Leave out the pictures and transcribe the rest of the records exactly.

Recorded data
■ ■ ■ ■ ■
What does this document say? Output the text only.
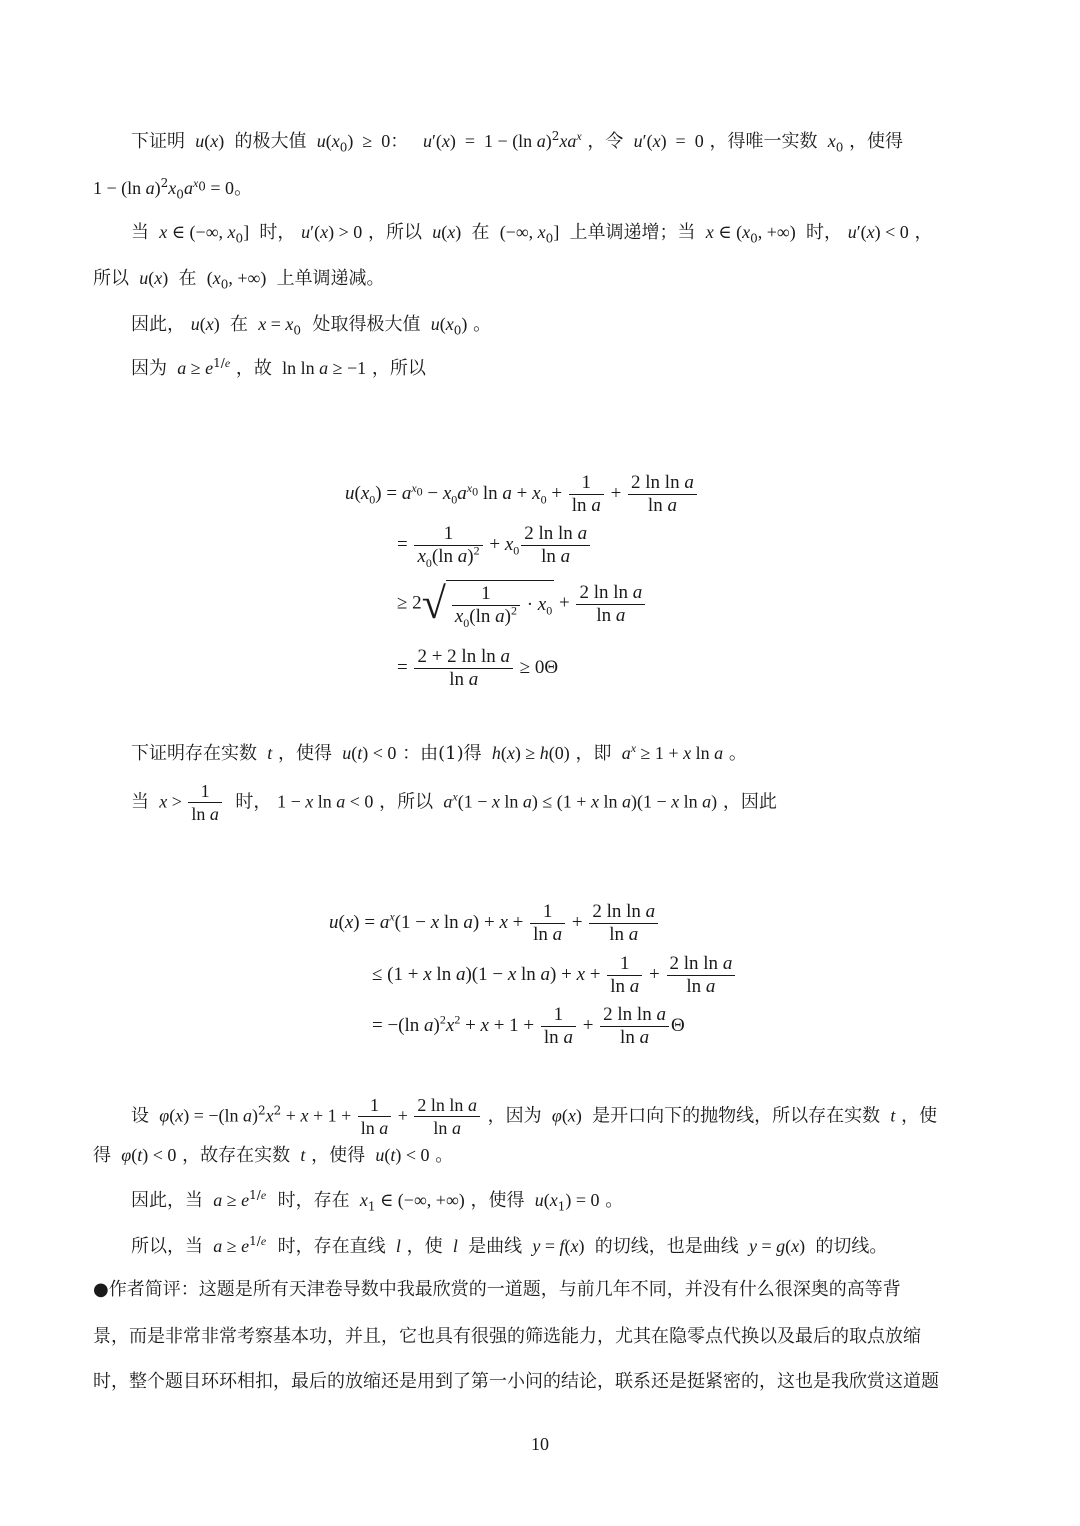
下证明  u(x)  的极大值  $u(x_0) \ge 0$：   u′(x)  =  1 − (ln $a)^2xa^x$ ，令  u′(x)  =  0 ，得唯一实数  $x_0$ ，使得
1 − (ln $a)^2x_0a^{x_0} = 0$。
当  x ∈ (−∞, $x_0$]  时， u′(x) > 0 ，所以  u(x)  在  (−∞, $x_0$]  上单调递增；当  x ∈ ($x_0$, +∞)  时， u′(x) < 0 ，
所以  u(x)  在  ($x_0$, +∞)  上单调递减。
因此， u(x)  在  $x = x_0$ 处取得极大值  $u(x_0)$ 。
因为  $a \ge e^{1/e}$ ，故  ln ln a ≥ −1 ，所以
$u(x_0) = a^{x_0} - x_0a^{x_0}$ $\ln a + x_0 + \frac{1}{\text{ln a}} + \frac{\text{2 ln ln a}}{\text{ln a}}$
= $\frac{1}{x_0(\ln a)^2} + x_0 \frac{\text{2 ln ln a}}{\text{ln a}}$
≥ $2√ \frac{1}{x_0(\ln a)^2} \cdot x_0 + \frac{\text{2 ln ln a}}{\text{ln a}}$
= $\frac{\text{2 + 2 ln ln a}}{\text{ln a}} \ge 0\Theta$
下证明存在实数  t ，使得  u(t) < 0 ：由(1)得  h(x) ≥ h(0) ，即  $a^x \ge 1 + x$ ln a 。
当  $x > \frac{1}{\text{ln a}}$ 时， 1 − x ln a < 0 ，所以  $a^x(1 - x$ ln a) ≤ (1 + x ln a)(1 − x ln a) ，因此
$u(x) = a^x(1 - x$ $\ln a) + x + \frac{1}{\text{ln a}} + \frac{\text{2 ln ln a}}{\text{ln a}}$
≤ (1 + x ln a)(1 − x $\ln a) + x + \frac{1}{\text{ln a}} + \frac{\text{2 ln ln a}}{\text{ln a}}$
= −(ln $a)^2x^2 + x + 1 + \frac{1}{\text{ln a}} + \frac{\text{2 ln ln a}}{\text{ln a}}$ Θ
设  φ(x) = −(ln $a)^2x^2 + x + 1 + \frac{1}{\text{ln a}} + \frac{\text{2 ln ln a}}{\text{ln a}}$ ，因为  φ(x)  是开口向下的抛物线，所以存在实数  t ，使
得  φ(t) < 0 ，故存在实数  t ，使得  u(t) < 0 。
因此，当  $a \ge e^{1/e}$ 时，存在  $x_1$ ∈ (−∞, +∞) ，使得  $u(x_1) = 0$ 。
所以，当  $a \ge e^{1/e}$ 时，存在直线  l ，使  l  是曲线  y = f(x)  的切线，也是曲线  y = g(x)  的切线。
●作者简评：这题是所有天津卷导数中我最欣赏的一道题，与前几年不同，并没有什么很深奥的高等背
景，而是非常非常考察基本功，并且，它也具有很强的筛选能力，尤其在隐零点代换以及最后的取点放缩
时，整个题目环环相扣，最后的放缩还是用到了第一小问的结论，联系还是挺紧密的，这也是我欣赏这道题
10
■ ■ ■ ■ ■
* **COMPLETE OUTPUT**:
What does this document say? Output the text only.
下证明  u(x)  的极大值  $u(x_0) \ge 0$：   u′(x)  =  1 − (ln $a)^2xa^x$ ，令  u′(x)  =  0 ，得唯一实数  $x_0$ ，使得
1 − (ln $a)^2x_0a^{x_0} = 0$。
当  x ∈ (−∞, $x_0$]  时， u′(x) > 0 ，所以  u(x)  在  (−∞, $x_0$]  上单调递增；当  x ∈ ($x_0$, +∞)  时， u′(x) < 0 ，
所以  u(x)  在  ($x_0$, +∞)  上单调递减。
因此， u(x)  在  $x = x_0$ 处取得极大值  $u(x_0)$ 。
因为  $a \ge e^{1/e}$ ，故  ln ln a ≥ −1 ，所以
$u(x_0) = a^{x_0} - x_0a^{x_0}$ $\ln a + x_0 + \frac{1}{\text{ln a}} + \frac{\text{2 ln ln a}}{\text{ln a}}$
= $\frac{1}{x_0(\ln a)^2} + x_0 \frac{\text{2 ln ln a}}{\text{ln a}}$
≥ $2√ \frac{1}{x_0(\ln a)^2} \cdot x_0 + \frac{\text{2 ln ln a}}{\text{ln a}}$
= $\frac{\text{2 + 2 ln ln a}}{\text{ln a}} \ge 0\Theta$
下证明存在实数  t ，使得  u(t) < 0 ：由(1)得  h(x) ≥ h(0) ，即  $a^x \ge 1 + x$ ln a 。
当  $x > \frac{1}{\text{ln a}}$ 时， 1 − x ln a < 0 ，所以  $a^x(1 - x$ ln a) ≤ (1 + x ln a)(1 − x ln a) ，因此
$u(x) = a^x(1 - x$ $\ln a) + x + \frac{1}{\text{ln a}} + \frac{\text{2 ln ln a}}{\text{ln a}}$
≤ (1 + x ln a)(1 − x $\ln a) + x + \frac{1}{\text{ln a}} + \frac{\text{2 ln ln a}}{\text{ln a}}$
= −(ln $a)^2x^2 + x + 1 + \frac{1}{\text{ln a}} + \frac{\text{2 ln ln a}}{\text{ln a}}$ Θ
设  φ(x) = −(ln $a)^2x^2 + x + 1 + \frac{1}{\text{ln a}} + \frac{\text{2 ln ln a}}{\text{ln a}}$ ，因为  φ(x)  是开口向下的抛物线，所以存在实数  t ，使
得  φ(t) < 0 ，故存在实数  t ，使得  u(t) < 0 。
因此，当  $a \ge e^{1/e}$ 时，存在  $x_1$ ∈ (−∞, +∞) ，使得  $u(x_1) = 0$ 。
所以，当  $a \ge e^{1/e}$ 时，存在直线  l ，使  l  是曲线  y = f(x)  的切线，也是曲线  y = g(x)  的切线。
●作者简评：这题是所有天津卷导数中我最欣赏的一道题，与前几年不同，并没有什么很深奥的高等背
景，而是非常非常考察基本功，并且，它也具有很强的筛选能力，尤其在隐零点代换以及最后的取点放缩
时，整个题目环环相扣，最后的放缩还是用到了第一小问的结论，联系还是挺紧密的，这也是我欣赏这道题
10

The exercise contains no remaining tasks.